Written problem:
Repeat the material below word for word and leave out all pictures.

☆ ☆ ☆ ☆

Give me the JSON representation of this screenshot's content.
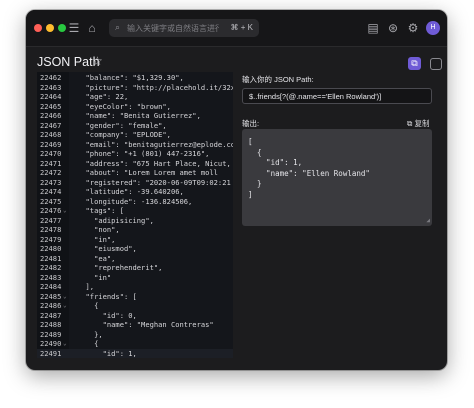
{
  "toolbar": {
    "search_placeholder": "输入关键字或自然语言进行...",
    "shortcut": "⌘ + K",
    "avatar_initial": "H"
  },
  "page": {
    "title": "JSON Path"
  },
  "editor": {
    "lines": [
      {
        "n": "22462",
        "code": "  \"balance\": \"$1,329.30\","
      },
      {
        "n": "22463",
        "code": "  \"picture\": \"http://placehold.it/32x3"
      },
      {
        "n": "22464",
        "code": "  \"age\": 22,"
      },
      {
        "n": "22465",
        "code": "  \"eyeColor\": \"brown\","
      },
      {
        "n": "22466",
        "code": "  \"name\": \"Benita Gutierrez\","
      },
      {
        "n": "22467",
        "code": "  \"gender\": \"female\","
      },
      {
        "n": "22468",
        "code": "  \"company\": \"EPLODE\","
      },
      {
        "n": "22469",
        "code": "  \"email\": \"benitagutierrez@eplode.com"
      },
      {
        "n": "22470",
        "code": "  \"phone\": \"+1 (801) 447-2316\","
      },
      {
        "n": "22471",
        "code": "  \"address\": \"675 Hart Place, Nicut, M"
      },
      {
        "n": "22472",
        "code": "  \"about\": \"Lorem Lorem amet moll"
      },
      {
        "n": "22473",
        "code": "  \"registered\": \"2020-06-09T09:02:21 -"
      },
      {
        "n": "22474",
        "code": "  \"latitude\": -39.640206,"
      },
      {
        "n": "22475",
        "code": "  \"longitude\": -136.824506,"
      },
      {
        "n": "22476",
        "code": "  \"tags\": [",
        "fold": true
      },
      {
        "n": "22477",
        "code": "    \"adipisicing\","
      },
      {
        "n": "22478",
        "code": "    \"non\","
      },
      {
        "n": "22479",
        "code": "    \"in\","
      },
      {
        "n": "22480",
        "code": "    \"eiusmod\","
      },
      {
        "n": "22481",
        "code": "    \"ea\","
      },
      {
        "n": "22482",
        "code": "    \"reprehenderit\","
      },
      {
        "n": "22483",
        "code": "    \"in\""
      },
      {
        "n": "22484",
        "code": "  ],"
      },
      {
        "n": "22485",
        "code": "  \"friends\": [",
        "fold": true
      },
      {
        "n": "22486",
        "code": "    {",
        "fold": true
      },
      {
        "n": "22487",
        "code": "      \"id\": 0,"
      },
      {
        "n": "22488",
        "code": "      \"name\": \"Meghan Contreras\""
      },
      {
        "n": "22489",
        "code": "    },"
      },
      {
        "n": "22490",
        "code": "    {",
        "fold": true
      },
      {
        "n": "22491",
        "code": "      \"id\": 1,"
      }
    ]
  },
  "jsonpath": {
    "input_label": "输入你的 JSON Path:",
    "input_value": "$..friends[?(@.name=='Ellen Rowland')]",
    "output_label": "输出:",
    "copy_label": "复制",
    "output_lines": [
      "[",
      "  {",
      "    \"id\": 1,",
      "    \"name\": \"Ellen Rowland\"",
      "  }",
      "]"
    ]
  }
}
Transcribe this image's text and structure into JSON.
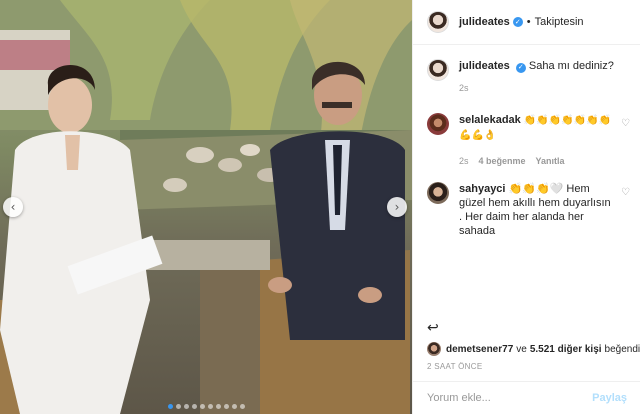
{
  "post": {
    "author": "julideates",
    "follow_separator": "•",
    "follow_status": "Takiptesin"
  },
  "comments": [
    {
      "user": "julideates",
      "text": "Saha mı dediniz?",
      "time": "2s",
      "verified": true
    },
    {
      "user": "selalekadak",
      "text": "👏👏👏👏👏👏👏💪💪👌",
      "time": "2s",
      "likes": "4 beğenme",
      "reply": "Yanıtla"
    },
    {
      "user": "sahyayci",
      "text": "👏👏👏🤍 Hem güzel hem akıllı hem duyarlısın . Her daim her alanda her sahada"
    }
  ],
  "likes": {
    "user": "demetsener77",
    "middle": "ve",
    "count": "5.521 diğer kişi",
    "suffix": "beğendi"
  },
  "timestamp": "2 SAAT ÖNCE",
  "comment_box": {
    "placeholder": "Yorum ekle...",
    "post_label": "Paylaş"
  },
  "carousel": {
    "dot_count": 10,
    "active_index": 0,
    "prev_glyph": "‹",
    "next_glyph": "›"
  },
  "icons": {
    "heart": "♡",
    "verified": "✓",
    "reply_arrow": "↩"
  },
  "colors": {
    "verified_blue": "#3897f0",
    "post_button_disabled": "#b2dffc",
    "meta_gray": "#999999"
  }
}
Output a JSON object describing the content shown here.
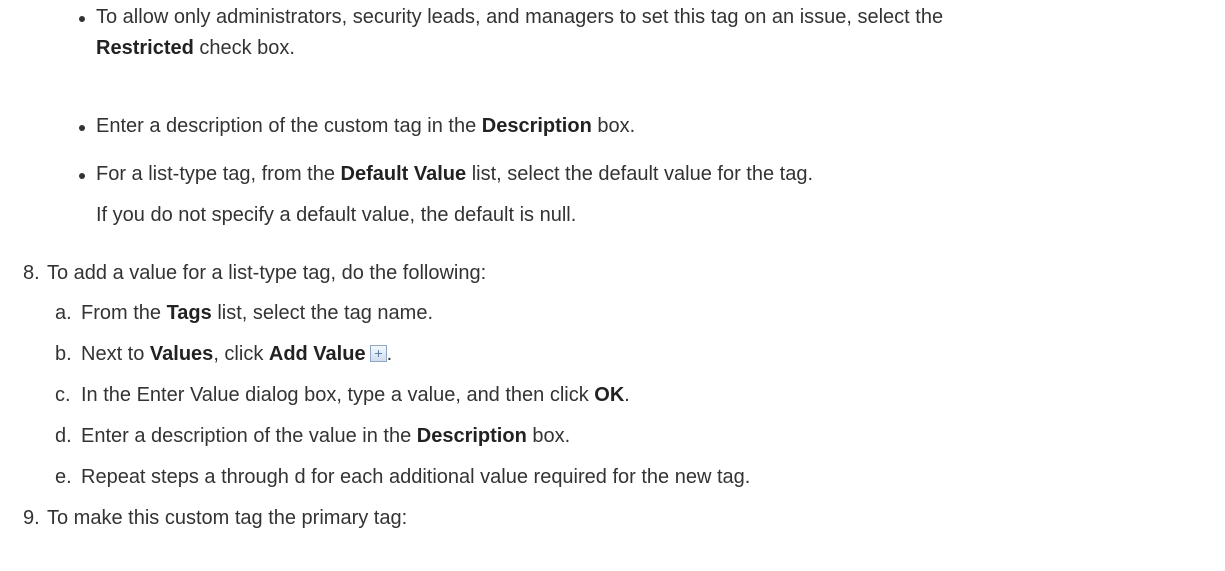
{
  "bullets": [
    {
      "pre": "To allow only administrators, security leads, and managers to set this tag on an issue, select the ",
      "bold": "Restricted",
      "post": " check box."
    },
    {
      "pre": "Enter a description of the custom tag in the ",
      "bold": "Description",
      "post": " box."
    },
    {
      "pre": "For a list-type tag, from the ",
      "bold": "Default Value",
      "post": " list, select the default value for the tag.",
      "continuation": "If you do not specify a default value, the default is null."
    }
  ],
  "step8": {
    "number": "8.",
    "text": "To add a value for a list-type tag, do the following:",
    "substeps": [
      {
        "letter": "a.",
        "pre": "From the ",
        "bold": "Tags",
        "post": " list, select the tag name."
      },
      {
        "letter": "b.",
        "pre": "Next to ",
        "bold": "Values",
        "mid": ", click ",
        "bold2": "Add Value",
        "icon": "add-value-icon",
        "post": "."
      },
      {
        "letter": "c.",
        "pre": "In the Enter Value dialog box, type a value, and then click ",
        "bold": "OK",
        "post": "."
      },
      {
        "letter": "d.",
        "pre": "Enter a description of the value in the ",
        "bold": "Description",
        "post": " box."
      },
      {
        "letter": "e.",
        "pre": "Repeat steps a through d for each additional value required for the new tag."
      }
    ]
  },
  "step9": {
    "number": "9.",
    "text": "To make this custom tag the primary tag:"
  }
}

☆ ☆ ☆ ☆

Correct result:
Give me the JSON representation of this screenshot's content.
{
  "toolbar": {
    "search_placeholder": "输入关键字或自然语言进行...",
    "shortcut": "⌘ + K",
    "avatar_initial": "H"
  },
  "page": {
    "title": "JSON Path"
  },
  "editor": {
    "lines": [
      {
        "n": "22462",
        "code": "  \"balance\": \"$1,329.30\","
      },
      {
        "n": "22463",
        "code": "  \"picture\": \"http://placehold.it/32x3"
      },
      {
        "n": "22464",
        "code": "  \"age\": 22,"
      },
      {
        "n": "22465",
        "code": "  \"eyeColor\": \"brown\","
      },
      {
        "n": "22466",
        "code": "  \"name\": \"Benita Gutierrez\","
      },
      {
        "n": "22467",
        "code": "  \"gender\": \"female\","
      },
      {
        "n": "22468",
        "code": "  \"company\": \"EPLODE\","
      },
      {
        "n": "22469",
        "code": "  \"email\": \"benitagutierrez@eplode.com"
      },
      {
        "n": "22470",
        "code": "  \"phone\": \"+1 (801) 447-2316\","
      },
      {
        "n": "22471",
        "code": "  \"address\": \"675 Hart Place, Nicut, M"
      },
      {
        "n": "22472",
        "code": "  \"about\": \"Lorem Lorem amet moll"
      },
      {
        "n": "22473",
        "code": "  \"registered\": \"2020-06-09T09:02:21 -"
      },
      {
        "n": "22474",
        "code": "  \"latitude\": -39.640206,"
      },
      {
        "n": "22475",
        "code": "  \"longitude\": -136.824506,"
      },
      {
        "n": "22476",
        "code": "  \"tags\": [",
        "fold": true
      },
      {
        "n": "22477",
        "code": "    \"adipisicing\","
      },
      {
        "n": "22478",
        "code": "    \"non\","
      },
      {
        "n": "22479",
        "code": "    \"in\","
      },
      {
        "n": "22480",
        "code": "    \"eiusmod\","
      },
      {
        "n": "22481",
        "code": "    \"ea\","
      },
      {
        "n": "22482",
        "code": "    \"reprehenderit\","
      },
      {
        "n": "22483",
        "code": "    \"in\""
      },
      {
        "n": "22484",
        "code": "  ],"
      },
      {
        "n": "22485",
        "code": "  \"friends\": [",
        "fold": true
      },
      {
        "n": "22486",
        "code": "    {",
        "fold": true
      },
      {
        "n": "22487",
        "code": "      \"id\": 0,"
      },
      {
        "n": "22488",
        "code": "      \"name\": \"Meghan Contreras\""
      },
      {
        "n": "22489",
        "code": "    },"
      },
      {
        "n": "22490",
        "code": "    {",
        "fold": true
      },
      {
        "n": "22491",
        "code": "      \"id\": 1,"
      }
    ]
  },
  "jsonpath": {
    "input_label": "输入你的 JSON Path:",
    "input_value": "$..friends[?(@.name=='Ellen Rowland')]",
    "output_label": "输出:",
    "copy_label": "复制",
    "output_lines": [
      "[",
      "  {",
      "    \"id\": 1,",
      "    \"name\": \"Ellen Rowland\"",
      "  }",
      "]"
    ]
  }
}
Transcribe this image's text and structure into JSON.
{
  "post": {
    "author": "julideates",
    "follow_separator": "•",
    "follow_status": "Takiptesin"
  },
  "comments": [
    {
      "user": "julideates",
      "text": "Saha mı dediniz?",
      "time": "2s",
      "verified": true
    },
    {
      "user": "selalekadak",
      "text": "👏👏👏👏👏👏👏💪💪👌",
      "time": "2s",
      "likes": "4 beğenme",
      "reply": "Yanıtla"
    },
    {
      "user": "sahyayci",
      "text": "👏👏👏🤍 Hem güzel hem akıllı hem duyarlısın . Her daim her alanda her sahada"
    }
  ],
  "likes": {
    "user": "demetsener77",
    "middle": "ve",
    "count": "5.521 diğer kişi",
    "suffix": "beğendi"
  },
  "timestamp": "2 SAAT ÖNCE",
  "comment_box": {
    "placeholder": "Yorum ekle...",
    "post_label": "Paylaş"
  },
  "carousel": {
    "dot_count": 10,
    "active_index": 0,
    "prev_glyph": "‹",
    "next_glyph": "›"
  },
  "icons": {
    "heart": "♡",
    "verified": "✓",
    "reply_arrow": "↩"
  },
  "colors": {
    "verified_blue": "#3897f0",
    "post_button_disabled": "#b2dffc",
    "meta_gray": "#999999"
  }
}
Output a JSON object describing the content shown here.
{
  "bullets": [
    {
      "pre": "To allow only administrators, security leads, and managers to set this tag on an issue, select the ",
      "bold": "Restricted",
      "post": " check box."
    },
    {
      "pre": "Enter a description of the custom tag in the ",
      "bold": "Description",
      "post": " box."
    },
    {
      "pre": "For a list-type tag, from the ",
      "bold": "Default Value",
      "post": " list, select the default value for the tag.",
      "continuation": "If you do not specify a default value, the default is null."
    }
  ],
  "step8": {
    "number": "8.",
    "text": "To add a value for a list-type tag, do the following:",
    "substeps": [
      {
        "letter": "a.",
        "pre": "From the ",
        "bold": "Tags",
        "post": " list, select the tag name."
      },
      {
        "letter": "b.",
        "pre": "Next to ",
        "bold": "Values",
        "mid": ", click ",
        "bold2": "Add Value",
        "icon": "add-value-icon",
        "post": "."
      },
      {
        "letter": "c.",
        "pre": "In the Enter Value dialog box, type a value, and then click ",
        "bold": "OK",
        "post": "."
      },
      {
        "letter": "d.",
        "pre": "Enter a description of the value in the ",
        "bold": "Description",
        "post": " box."
      },
      {
        "letter": "e.",
        "pre": "Repeat steps a through d for each additional value required for the new tag."
      }
    ]
  },
  "step9": {
    "number": "9.",
    "text": "To make this custom tag the primary tag:"
  }
}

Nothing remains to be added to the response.